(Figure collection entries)
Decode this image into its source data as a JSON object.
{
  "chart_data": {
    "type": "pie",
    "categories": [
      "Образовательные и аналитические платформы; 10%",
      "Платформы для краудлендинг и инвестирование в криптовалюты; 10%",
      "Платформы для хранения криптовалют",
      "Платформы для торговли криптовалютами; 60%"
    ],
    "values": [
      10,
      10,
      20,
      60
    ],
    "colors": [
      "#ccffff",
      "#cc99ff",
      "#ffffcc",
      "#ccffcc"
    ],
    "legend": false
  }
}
--
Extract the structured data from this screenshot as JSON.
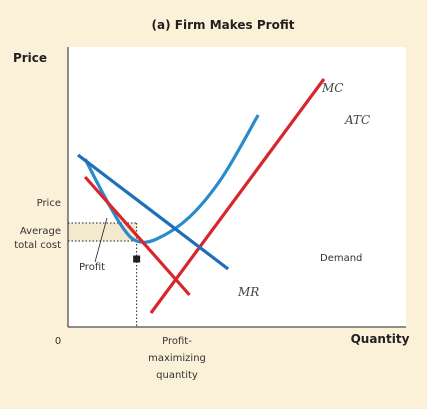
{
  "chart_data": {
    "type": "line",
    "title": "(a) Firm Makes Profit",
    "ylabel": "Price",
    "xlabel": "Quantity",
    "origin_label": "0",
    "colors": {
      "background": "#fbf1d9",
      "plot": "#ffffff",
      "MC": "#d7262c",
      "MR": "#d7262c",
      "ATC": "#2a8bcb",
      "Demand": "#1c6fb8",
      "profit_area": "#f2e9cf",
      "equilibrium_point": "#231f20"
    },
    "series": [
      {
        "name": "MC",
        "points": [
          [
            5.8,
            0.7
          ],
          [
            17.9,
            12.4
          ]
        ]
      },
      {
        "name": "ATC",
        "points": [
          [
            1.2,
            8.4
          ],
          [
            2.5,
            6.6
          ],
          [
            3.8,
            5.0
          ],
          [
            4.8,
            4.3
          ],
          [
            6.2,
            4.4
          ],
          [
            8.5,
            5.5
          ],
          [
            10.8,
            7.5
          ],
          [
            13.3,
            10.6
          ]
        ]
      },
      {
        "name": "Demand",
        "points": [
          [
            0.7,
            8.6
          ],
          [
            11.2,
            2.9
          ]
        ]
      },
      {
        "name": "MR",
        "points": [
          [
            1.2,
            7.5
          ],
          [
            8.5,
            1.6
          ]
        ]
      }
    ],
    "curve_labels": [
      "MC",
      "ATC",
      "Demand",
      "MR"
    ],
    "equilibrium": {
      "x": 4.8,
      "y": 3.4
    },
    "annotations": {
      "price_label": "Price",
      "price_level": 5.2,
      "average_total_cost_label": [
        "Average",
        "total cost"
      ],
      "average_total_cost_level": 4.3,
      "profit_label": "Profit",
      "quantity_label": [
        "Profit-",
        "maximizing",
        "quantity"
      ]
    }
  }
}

Your instructions |
Take each line containing the string "this" and copy it out.

Final answer |
Decode this image into its source data as a JSON object.
Extract the structured data from this screenshot as JSON.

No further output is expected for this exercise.